● **Task instructions**
Go through the listing below and list every line with "true".

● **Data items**
=======
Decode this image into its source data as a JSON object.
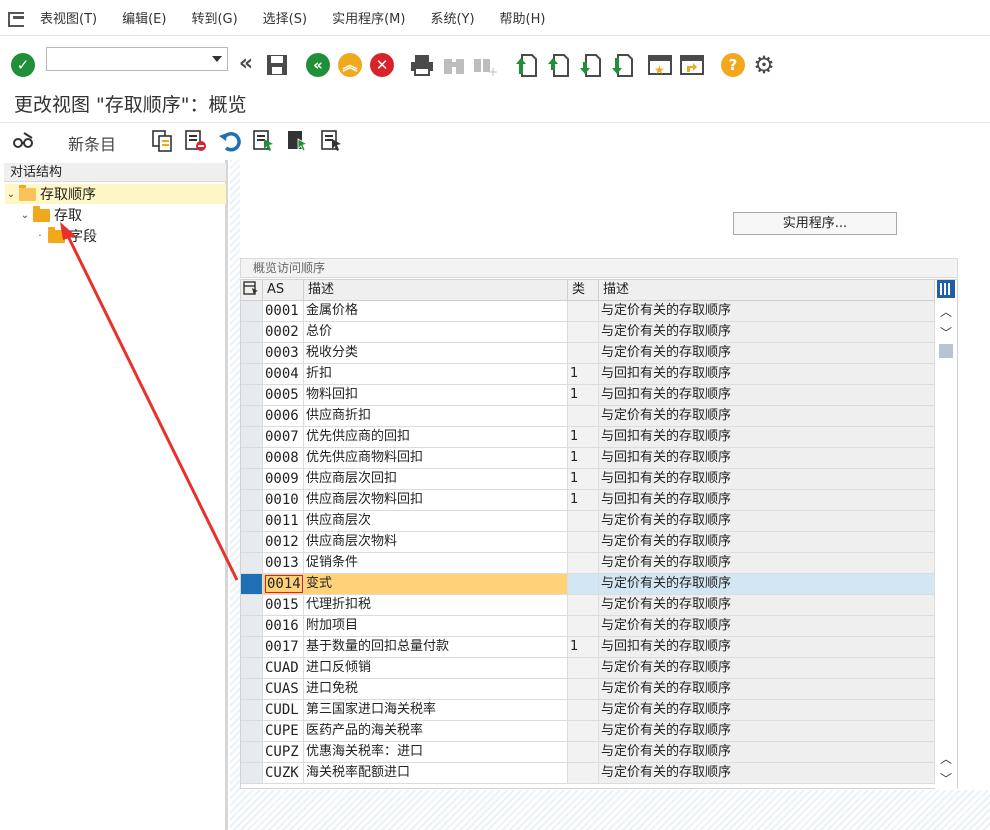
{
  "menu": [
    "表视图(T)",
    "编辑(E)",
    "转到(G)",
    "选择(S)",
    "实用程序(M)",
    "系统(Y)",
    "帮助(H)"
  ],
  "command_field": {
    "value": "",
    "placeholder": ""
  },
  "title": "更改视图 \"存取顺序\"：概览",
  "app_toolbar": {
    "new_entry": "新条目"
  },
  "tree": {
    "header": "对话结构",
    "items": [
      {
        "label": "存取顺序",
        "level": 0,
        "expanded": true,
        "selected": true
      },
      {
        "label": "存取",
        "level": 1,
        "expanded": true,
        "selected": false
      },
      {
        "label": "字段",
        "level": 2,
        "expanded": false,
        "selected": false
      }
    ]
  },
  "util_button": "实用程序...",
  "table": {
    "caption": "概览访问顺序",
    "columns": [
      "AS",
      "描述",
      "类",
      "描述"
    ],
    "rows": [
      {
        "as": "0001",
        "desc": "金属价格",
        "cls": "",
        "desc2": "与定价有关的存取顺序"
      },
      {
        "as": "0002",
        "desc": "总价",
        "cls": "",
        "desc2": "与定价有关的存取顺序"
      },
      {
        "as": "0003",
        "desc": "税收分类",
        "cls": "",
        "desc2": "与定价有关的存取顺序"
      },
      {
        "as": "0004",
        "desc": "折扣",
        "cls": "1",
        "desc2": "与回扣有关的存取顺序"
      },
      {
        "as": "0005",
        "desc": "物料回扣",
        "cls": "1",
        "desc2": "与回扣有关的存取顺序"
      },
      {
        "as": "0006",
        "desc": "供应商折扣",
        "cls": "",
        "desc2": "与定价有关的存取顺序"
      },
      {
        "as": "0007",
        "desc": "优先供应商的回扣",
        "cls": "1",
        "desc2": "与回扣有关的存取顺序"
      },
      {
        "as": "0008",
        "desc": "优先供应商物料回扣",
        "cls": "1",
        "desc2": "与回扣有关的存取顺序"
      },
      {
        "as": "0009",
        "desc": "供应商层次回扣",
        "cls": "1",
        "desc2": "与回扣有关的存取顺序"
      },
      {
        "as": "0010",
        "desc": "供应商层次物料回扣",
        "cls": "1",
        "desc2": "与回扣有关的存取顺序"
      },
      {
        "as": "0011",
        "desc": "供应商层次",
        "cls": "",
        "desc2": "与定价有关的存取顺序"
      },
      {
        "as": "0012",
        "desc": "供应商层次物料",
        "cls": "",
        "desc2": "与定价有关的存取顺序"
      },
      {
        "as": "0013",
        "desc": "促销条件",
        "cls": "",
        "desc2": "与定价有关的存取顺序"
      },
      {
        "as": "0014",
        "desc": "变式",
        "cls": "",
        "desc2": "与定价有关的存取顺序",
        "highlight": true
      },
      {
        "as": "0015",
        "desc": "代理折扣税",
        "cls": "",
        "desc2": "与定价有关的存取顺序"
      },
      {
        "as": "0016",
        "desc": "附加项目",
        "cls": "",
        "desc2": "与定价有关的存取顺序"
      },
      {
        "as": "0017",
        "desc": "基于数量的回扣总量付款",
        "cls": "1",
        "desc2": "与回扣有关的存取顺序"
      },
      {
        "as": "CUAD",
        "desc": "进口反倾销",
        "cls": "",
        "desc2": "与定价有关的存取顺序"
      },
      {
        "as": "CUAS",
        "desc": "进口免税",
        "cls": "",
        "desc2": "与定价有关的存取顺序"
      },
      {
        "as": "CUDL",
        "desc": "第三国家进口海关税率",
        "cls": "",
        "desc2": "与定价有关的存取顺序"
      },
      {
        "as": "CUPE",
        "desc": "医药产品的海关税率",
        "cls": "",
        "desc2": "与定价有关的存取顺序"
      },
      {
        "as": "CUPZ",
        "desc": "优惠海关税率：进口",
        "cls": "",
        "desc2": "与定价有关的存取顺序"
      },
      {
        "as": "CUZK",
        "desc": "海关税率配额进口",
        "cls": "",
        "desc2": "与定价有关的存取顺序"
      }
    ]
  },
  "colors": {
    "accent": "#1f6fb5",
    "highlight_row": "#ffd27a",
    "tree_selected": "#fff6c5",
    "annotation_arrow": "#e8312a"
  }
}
=======
● **Solution to the problem**
        "expanded": true,
        "selected": true
        "expanded": true,
        "highlight": true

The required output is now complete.